(Rows from a figure dataset)

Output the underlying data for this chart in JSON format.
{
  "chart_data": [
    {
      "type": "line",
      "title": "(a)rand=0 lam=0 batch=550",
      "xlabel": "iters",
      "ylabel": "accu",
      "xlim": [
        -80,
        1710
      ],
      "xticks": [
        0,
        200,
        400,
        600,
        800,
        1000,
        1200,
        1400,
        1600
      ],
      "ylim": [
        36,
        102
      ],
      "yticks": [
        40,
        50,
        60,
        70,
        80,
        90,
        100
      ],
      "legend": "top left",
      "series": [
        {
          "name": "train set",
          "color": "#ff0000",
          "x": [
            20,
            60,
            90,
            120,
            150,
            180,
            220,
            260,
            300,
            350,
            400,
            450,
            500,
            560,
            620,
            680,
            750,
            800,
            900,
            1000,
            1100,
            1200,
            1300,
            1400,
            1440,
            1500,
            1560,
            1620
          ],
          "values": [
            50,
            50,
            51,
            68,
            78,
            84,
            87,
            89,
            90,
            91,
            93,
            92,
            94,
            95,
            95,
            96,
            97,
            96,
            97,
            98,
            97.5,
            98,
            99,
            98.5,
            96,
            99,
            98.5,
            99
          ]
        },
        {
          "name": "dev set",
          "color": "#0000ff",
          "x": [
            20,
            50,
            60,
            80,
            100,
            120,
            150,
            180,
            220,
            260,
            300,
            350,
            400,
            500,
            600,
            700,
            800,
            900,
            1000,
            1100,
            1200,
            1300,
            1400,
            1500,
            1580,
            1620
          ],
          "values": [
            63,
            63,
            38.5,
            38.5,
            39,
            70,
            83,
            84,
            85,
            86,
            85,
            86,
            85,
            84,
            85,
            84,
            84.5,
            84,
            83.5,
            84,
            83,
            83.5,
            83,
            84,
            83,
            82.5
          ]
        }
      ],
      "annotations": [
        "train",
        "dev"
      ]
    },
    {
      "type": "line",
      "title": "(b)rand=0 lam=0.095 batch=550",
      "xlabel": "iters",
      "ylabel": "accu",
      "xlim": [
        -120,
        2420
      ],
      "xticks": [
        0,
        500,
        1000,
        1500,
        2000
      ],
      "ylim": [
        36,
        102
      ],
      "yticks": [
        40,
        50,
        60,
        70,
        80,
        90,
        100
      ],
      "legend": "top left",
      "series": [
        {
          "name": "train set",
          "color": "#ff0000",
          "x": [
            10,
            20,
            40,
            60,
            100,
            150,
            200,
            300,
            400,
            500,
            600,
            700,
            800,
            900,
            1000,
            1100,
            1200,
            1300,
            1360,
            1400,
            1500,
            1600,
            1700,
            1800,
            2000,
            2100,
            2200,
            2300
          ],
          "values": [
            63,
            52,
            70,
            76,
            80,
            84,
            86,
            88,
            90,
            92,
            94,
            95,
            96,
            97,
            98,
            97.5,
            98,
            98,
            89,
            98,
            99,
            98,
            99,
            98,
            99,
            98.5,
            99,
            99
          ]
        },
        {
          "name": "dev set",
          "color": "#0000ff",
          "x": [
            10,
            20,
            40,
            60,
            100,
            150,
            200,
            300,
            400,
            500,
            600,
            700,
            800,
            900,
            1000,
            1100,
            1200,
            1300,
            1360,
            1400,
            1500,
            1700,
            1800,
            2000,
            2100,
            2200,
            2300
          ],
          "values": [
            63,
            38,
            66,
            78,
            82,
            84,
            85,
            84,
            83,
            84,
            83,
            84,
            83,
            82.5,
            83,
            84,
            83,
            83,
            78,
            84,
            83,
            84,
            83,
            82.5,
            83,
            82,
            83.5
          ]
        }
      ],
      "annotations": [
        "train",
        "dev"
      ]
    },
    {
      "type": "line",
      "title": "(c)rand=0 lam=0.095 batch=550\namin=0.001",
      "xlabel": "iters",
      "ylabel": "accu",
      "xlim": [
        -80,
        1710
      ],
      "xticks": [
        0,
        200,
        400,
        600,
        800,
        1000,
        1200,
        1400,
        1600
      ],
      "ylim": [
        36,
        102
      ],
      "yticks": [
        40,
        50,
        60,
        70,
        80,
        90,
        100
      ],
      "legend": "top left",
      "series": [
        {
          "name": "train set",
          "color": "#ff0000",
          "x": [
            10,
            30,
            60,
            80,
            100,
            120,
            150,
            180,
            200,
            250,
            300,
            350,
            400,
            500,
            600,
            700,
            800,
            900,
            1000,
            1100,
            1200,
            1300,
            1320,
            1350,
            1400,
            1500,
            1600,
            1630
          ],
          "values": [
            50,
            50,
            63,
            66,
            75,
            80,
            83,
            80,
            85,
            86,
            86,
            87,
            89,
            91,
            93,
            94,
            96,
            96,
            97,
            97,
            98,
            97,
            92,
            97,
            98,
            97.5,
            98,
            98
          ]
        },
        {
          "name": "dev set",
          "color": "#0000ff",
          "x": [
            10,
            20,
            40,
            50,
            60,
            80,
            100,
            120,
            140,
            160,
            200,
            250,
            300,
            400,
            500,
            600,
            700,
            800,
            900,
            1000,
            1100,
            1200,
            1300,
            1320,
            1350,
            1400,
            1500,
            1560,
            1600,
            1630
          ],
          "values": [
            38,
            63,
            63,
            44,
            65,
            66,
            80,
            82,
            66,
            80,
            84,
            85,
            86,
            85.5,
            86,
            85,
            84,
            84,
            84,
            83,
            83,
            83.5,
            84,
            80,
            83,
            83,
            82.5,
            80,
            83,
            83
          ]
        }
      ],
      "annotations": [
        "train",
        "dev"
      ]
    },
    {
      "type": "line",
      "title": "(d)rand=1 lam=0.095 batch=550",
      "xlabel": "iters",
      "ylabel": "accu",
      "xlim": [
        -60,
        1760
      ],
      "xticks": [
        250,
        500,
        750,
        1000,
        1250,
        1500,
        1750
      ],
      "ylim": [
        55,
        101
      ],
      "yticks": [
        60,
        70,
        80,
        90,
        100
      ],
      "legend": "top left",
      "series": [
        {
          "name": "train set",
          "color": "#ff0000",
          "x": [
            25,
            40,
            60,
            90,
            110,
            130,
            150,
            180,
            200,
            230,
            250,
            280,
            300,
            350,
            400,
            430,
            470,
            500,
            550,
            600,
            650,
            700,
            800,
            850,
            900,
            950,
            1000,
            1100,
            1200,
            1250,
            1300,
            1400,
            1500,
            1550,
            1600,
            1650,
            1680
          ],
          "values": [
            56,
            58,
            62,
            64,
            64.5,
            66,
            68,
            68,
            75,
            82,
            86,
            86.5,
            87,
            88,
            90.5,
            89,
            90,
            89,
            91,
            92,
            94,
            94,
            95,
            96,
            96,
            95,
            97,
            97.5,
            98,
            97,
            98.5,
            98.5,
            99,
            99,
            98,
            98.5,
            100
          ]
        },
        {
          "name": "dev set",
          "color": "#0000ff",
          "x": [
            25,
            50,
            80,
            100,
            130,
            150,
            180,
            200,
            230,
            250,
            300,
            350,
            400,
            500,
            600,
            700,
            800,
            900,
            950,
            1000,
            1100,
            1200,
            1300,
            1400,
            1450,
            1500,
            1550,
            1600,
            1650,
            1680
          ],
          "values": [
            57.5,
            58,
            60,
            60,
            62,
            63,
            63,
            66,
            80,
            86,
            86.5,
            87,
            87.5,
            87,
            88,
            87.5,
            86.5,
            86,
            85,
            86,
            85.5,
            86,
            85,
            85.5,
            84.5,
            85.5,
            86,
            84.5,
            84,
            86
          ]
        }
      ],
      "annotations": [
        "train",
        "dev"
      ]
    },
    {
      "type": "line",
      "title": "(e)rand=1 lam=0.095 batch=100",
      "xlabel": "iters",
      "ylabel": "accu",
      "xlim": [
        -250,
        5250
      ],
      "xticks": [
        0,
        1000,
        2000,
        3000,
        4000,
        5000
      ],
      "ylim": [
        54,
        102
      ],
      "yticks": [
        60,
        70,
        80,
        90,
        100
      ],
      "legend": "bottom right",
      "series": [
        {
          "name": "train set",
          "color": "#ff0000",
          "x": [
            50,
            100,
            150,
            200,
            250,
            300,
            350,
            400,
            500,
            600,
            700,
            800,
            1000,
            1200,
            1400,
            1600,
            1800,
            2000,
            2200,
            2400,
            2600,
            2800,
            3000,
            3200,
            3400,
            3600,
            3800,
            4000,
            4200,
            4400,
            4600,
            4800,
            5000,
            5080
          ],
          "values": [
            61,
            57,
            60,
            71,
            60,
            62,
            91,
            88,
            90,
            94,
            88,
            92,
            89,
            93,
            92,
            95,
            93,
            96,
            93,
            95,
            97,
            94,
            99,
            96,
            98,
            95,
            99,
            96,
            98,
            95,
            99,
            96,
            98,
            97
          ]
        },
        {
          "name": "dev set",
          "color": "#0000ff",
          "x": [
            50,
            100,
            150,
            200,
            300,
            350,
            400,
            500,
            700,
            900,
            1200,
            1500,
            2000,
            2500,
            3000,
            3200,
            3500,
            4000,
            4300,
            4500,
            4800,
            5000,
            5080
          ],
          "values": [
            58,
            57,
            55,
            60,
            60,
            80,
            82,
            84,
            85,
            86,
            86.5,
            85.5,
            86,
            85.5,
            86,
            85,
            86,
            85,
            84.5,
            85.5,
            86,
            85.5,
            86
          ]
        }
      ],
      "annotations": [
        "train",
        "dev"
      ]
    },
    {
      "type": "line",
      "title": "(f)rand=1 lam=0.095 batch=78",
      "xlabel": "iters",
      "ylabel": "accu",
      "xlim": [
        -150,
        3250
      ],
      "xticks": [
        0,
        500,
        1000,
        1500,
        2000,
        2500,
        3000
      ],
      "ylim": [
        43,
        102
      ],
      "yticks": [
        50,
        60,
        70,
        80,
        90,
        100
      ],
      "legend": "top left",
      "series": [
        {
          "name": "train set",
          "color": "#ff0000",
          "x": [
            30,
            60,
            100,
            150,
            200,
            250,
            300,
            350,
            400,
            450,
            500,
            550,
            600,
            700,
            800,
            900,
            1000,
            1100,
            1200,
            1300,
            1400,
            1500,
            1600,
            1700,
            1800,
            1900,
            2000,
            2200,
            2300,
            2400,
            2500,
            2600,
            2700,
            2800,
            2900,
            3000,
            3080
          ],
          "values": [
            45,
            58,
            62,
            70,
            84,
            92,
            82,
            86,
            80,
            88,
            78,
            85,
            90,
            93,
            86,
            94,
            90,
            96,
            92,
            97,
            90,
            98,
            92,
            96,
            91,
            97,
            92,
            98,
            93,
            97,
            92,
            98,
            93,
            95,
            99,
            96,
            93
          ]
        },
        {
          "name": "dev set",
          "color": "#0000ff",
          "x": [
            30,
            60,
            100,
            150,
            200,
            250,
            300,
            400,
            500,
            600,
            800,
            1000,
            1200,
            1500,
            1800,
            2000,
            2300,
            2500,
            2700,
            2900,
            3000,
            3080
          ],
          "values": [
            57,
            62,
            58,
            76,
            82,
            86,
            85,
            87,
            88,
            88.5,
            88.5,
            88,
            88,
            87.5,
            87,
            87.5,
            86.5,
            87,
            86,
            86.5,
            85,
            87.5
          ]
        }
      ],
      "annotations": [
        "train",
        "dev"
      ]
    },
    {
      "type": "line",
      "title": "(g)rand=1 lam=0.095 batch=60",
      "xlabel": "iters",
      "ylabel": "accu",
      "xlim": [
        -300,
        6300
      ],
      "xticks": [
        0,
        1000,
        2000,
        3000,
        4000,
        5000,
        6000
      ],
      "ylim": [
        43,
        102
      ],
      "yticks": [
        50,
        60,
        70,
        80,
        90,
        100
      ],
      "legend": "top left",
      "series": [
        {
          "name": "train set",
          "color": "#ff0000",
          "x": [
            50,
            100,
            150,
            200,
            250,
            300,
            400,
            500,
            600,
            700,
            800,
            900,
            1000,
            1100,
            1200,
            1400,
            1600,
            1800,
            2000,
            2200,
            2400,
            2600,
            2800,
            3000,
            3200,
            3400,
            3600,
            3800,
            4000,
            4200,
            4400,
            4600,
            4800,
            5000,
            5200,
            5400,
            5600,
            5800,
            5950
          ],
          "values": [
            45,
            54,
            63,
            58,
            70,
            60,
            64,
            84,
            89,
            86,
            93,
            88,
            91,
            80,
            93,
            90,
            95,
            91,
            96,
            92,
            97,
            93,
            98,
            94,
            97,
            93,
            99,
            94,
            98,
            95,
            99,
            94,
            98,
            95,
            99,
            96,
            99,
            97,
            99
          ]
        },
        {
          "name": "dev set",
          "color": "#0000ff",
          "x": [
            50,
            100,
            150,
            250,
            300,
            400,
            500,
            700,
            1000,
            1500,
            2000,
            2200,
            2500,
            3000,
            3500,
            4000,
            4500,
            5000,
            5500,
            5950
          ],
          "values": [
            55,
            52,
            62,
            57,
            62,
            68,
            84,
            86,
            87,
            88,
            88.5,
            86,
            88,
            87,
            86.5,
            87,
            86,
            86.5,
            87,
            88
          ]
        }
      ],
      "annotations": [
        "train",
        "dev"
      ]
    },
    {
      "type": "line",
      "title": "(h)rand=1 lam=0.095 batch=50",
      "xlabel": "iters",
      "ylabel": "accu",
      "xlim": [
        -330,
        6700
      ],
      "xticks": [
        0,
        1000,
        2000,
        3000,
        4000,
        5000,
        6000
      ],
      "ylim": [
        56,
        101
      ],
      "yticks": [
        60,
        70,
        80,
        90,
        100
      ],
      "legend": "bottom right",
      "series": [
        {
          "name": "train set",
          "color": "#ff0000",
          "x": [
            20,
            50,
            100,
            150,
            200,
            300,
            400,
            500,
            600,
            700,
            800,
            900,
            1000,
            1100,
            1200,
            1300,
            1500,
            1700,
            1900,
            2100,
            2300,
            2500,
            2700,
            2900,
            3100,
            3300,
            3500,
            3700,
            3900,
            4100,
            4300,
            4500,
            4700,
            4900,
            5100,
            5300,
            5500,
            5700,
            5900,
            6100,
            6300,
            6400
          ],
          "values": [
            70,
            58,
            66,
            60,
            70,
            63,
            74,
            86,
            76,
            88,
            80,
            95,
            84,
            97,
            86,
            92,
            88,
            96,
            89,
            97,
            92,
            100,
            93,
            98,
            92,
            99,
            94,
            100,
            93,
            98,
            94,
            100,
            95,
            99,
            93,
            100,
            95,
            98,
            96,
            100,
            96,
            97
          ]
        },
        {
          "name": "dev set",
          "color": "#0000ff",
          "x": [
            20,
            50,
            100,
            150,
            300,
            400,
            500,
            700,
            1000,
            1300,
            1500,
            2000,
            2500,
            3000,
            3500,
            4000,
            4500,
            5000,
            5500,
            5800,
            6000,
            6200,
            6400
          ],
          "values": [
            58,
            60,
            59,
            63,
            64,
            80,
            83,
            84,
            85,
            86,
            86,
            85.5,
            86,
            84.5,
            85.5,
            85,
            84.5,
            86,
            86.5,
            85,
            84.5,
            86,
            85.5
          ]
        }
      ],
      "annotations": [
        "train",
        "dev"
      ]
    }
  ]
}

# Task details
Identify all lines where the word "batch" shows up. Copy them.

# Exercise answer
      "title": "(a)rand=0 lam=0 batch=550",
      "title": "(b)rand=0 lam=0.095 batch=550",
      "title": "(c)rand=0 lam=0.095 batch=550\namin=0.001",
      "title": "(d)rand=1 lam=0.095 batch=550",
      "title": "(e)rand=1 lam=0.095 batch=100",
      "title": "(f)rand=1 lam=0.095 batch=78",
      "title": "(g)rand=1 lam=0.095 batch=60",
      "title": "(h)rand=1 lam=0.095 batch=50",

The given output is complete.